» Reading passage
In India’s brahminised concept of secularism it was
inevitable that a little noticed five rupee postal
stamp issued on March 28 to celebrate the anti-imperialist,
anti-capitalist Urdu poet Asrar ul Haq Majaaz showed his handsome visage
superimposed on the picture of a mosque.
The fact is that Majaaz, a renowned romantic and agnostic,
had as little to do with a mosque as his contemporaries like Faiz and Josh
or Ghalib and Mir who preceded them by well over a century. But the
dominant semi-official formula – Urdu equals Muslims equals mosques – is
not unique to India alone.
Early protagonists of Pakistan fell into the trap until
Bangladesh happened and, at great cost, showed up their mistake. However,
even if for the wrong reason, Urdu has at least been saved in Pakistan
from the slow extinction it has been subjected to in India. Last week,
thanks to the rare effort of its scholarly vice-chancellor, the Jamia
Millia Islamia in Delhi unveiled a conference hall named after Mir Taqi
Mir.
The complex has a room dedicated to the memory of the
matchless marsiya writer Mir Anis. What becomes of these facilities
eventually is for the future to tell. The last time I heard of it, the
spot in Lucknow where Mir’s grave would be stands dissected by a railway
track.

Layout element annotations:
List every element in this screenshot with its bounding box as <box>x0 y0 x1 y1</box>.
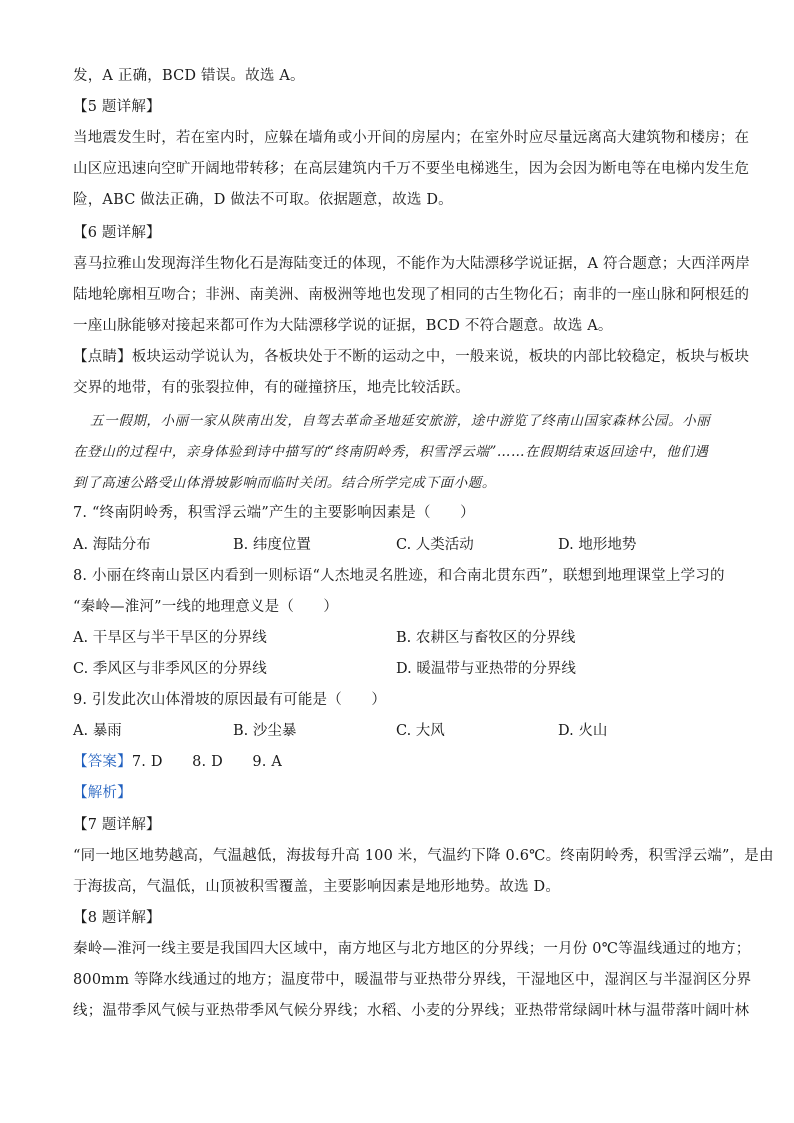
text-line: 陆地轮廓相互吻合；非洲、南美洲、南极洲等地也发现了相同的古生物化石；南非的一座山脉和阿根廷的 <box>73 287 750 303</box>
text-line: 交界的地带，有的张裂拉伸，有的碰撞挤压，地壳比较活跃。 <box>73 380 470 396</box>
intro-line: 在登山的过程中，亲身体验到诗中描写的“终南阴岭秀，积雪浮云端”……在假期结束返回途中，他们遇 <box>73 444 709 460</box>
q7-option-b: B. 纬度位置 <box>233 537 311 553</box>
text-line: 800mm 等降水线通过的地方；温度带中，暖温带与亚热带分界线，干湿地区中，湿润区与半湿润区分界 <box>73 972 752 988</box>
text-line: “同一地区地势越高，气温越低，海拔每升高 100 米，气温约下降 0.6℃。终南阴岭秀，积雪浮云端”，是由 <box>73 848 774 864</box>
q7-option-c: C. 人类活动 <box>396 537 474 553</box>
q8-option-a: A. 干旱区与半干旱区的分界线 <box>73 630 267 646</box>
section-heading: 【6 题详解】 <box>73 225 161 241</box>
q8-option-d: D. 暖温带与亚热带的分界线 <box>396 661 576 677</box>
text-line: 于海拔高，气温低，山顶被积雪覆盖，主要影响因素是地形地势。故选 D。 <box>73 879 561 895</box>
text-line <box>73 347 750 367</box>
q9-option-c: C. 大风 <box>396 723 445 739</box>
q8-option-c: C. 季风区与非季风区的分界线 <box>73 661 267 677</box>
q7-option-a: A. 海陆分布 <box>73 537 151 553</box>
text-line: 线；温带季风气候与亚热带季风气候分界线；水稻、小麦的分界线；亚热带常绿阔叶林与温带落叶阔叶林 <box>73 1003 750 1019</box>
q9-option-d: D. 火山 <box>558 723 608 739</box>
question-9-stem: 9. 引发此次山体滑坡的原因最有可能是（ ） <box>73 692 387 708</box>
answer-label: 【答案】 <box>73 754 132 770</box>
q7-option-d: D. 地形地势 <box>558 537 637 553</box>
dianjing-label: 【点睛】 <box>73 349 132 365</box>
q9-option-a: A. 暴雨 <box>73 723 122 739</box>
q9-option-b: B. 沙尘暴 <box>233 723 297 739</box>
text-line: 秦岭—淮河一线主要是我国四大区域中，南方地区与北方地区的分界线；一月份 0℃等温线通过的地方； <box>73 941 751 957</box>
text-line: 当地震发生时，若在室内时，应躲在墙角或小开间的房屋内；在室外时应尽量远离高大建筑物和楼房；在 <box>73 130 750 146</box>
question-7-stem: 7. “终南阴岭秀，积雪浮云端”产生的主要影响因素是（ ） <box>73 505 475 521</box>
text-line: 发，A 正确，BCD 错误。故选 A。 <box>73 68 305 84</box>
q8-option-b: B. 农耕区与畜牧区的分界线 <box>396 630 576 646</box>
text-line: 喜马拉雅山发现海洋生物化石是海陆变迁的体现，不能作为大陆漂移学说证据，A 符合题意；大西洋两岸 <box>73 256 750 272</box>
intro-line: 到了高速公路受山体滑坡影响而临时关闭。结合所学完成下面小题。 <box>73 475 496 491</box>
section-heading: 【7 题详解】 <box>73 817 161 833</box>
answer-text: 7. D 8. D 9. A <box>131 754 283 770</box>
question-8-stem: 8. 小丽在终南山景区内看到一则标语“人杰地灵名胜迹，和合南北贯东西”，联想到地理课堂上学习的 <box>73 568 725 584</box>
analysis-label: 【解析】 <box>73 785 132 801</box>
text-line: 险，ABC 做法正确，D 做法不可取。依据题意，故选 D。 <box>73 192 453 208</box>
answer-line <box>73 752 734 772</box>
text-line: 一座山脉能够对接起来都可作为大陆漂移学说的证据，BCD 不符合题意。故选 A。 <box>73 318 613 334</box>
text-line: 山区应迅速向空旷开阔地带转移；在高层建筑内千万不要坐电梯逃生，因为会因为断电等在电梯内发生危 <box>73 161 750 177</box>
question-8-stem: “秦岭—淮河”一线的地理意义是（ ） <box>73 599 339 615</box>
dianjing-text: 板块运动学说认为，各板块处于不断的运动之中，一般来说，板块的内部比较稳定，板块与板块 <box>131 349 750 365</box>
section-heading: 【8 题详解】 <box>73 910 161 926</box>
section-heading: 【5 题详解】 <box>73 99 161 115</box>
intro-line: 五一假期，小丽一家从陕南出发，自驾去革命圣地延安旅游，途中游览了终南山国家森林公园。小丽 <box>90 413 711 429</box>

» Exercise tasks
a. In the article about the Majaaz postal stamp, who is the conference hall unveiled at the Jamia Millia Islamia in Delhi named after?
b. Carry on the article about the Majaaz stamp and Urdu's fate in India from its final sentence.

» Answer set
a. Mir Taqi Mir.

b.
It would be well-nigh impossible for us to locate Ghalib’s
grave in Delhi but for the efforts of filmmaker Sohrab Modi who built a
simple marble tomb over the place near the Hazrat Nizamuddin shrine,
rescuing it from the squatters and stray animals that defiled it. To mark
his centenary some years ago, Ghalib’s famous haveli in Gali Qasim
Jaan of Old Delhi was cleared of the coal depot it had become. Though a
public telephone stall still operates from within its precincts, at least
his countless lovers can make their pilgrimage to the fabled narrow lanes
and an aesthetically restored haveli.
But perhaps I am complaining too much. After all, the
modest philatelic event for Majaaz was an uncommon official gesture in the
service of Urdu literature, a language shunned, I suspect, because it
embarrasses freed India’s comprador administrators. After all, Urdu
encompassed a culture of resistance to man’s enslavement by man, intense
love and passion, eclectic mysticism, full-blooded hedonism, unrelenting
anti-imperialism and a defiant conversation with god and the mullahs when
necessary – mullahs who were more often than not depicted as dishonest
agents of religious lottery.
The new Indian state connived with the mullahs to throttle
Urdu and to turn it into a language of their prescriptive religious
seminaries. That’s how the unstoppable Sahir Ludhianvi was compelled to
observe the state of affairs bluntly amid the official Ghalib
celebrations: Ghalib jisey kehtey hain, Urdu hi ka shayer tha Urdu pe
sitam dha ke Ghalib pe karam kyun hai? (Ghalib was an Urdu poet, his
muse you’ve all but killed, Celebrate him but destroy his language? Is
that what he willed?)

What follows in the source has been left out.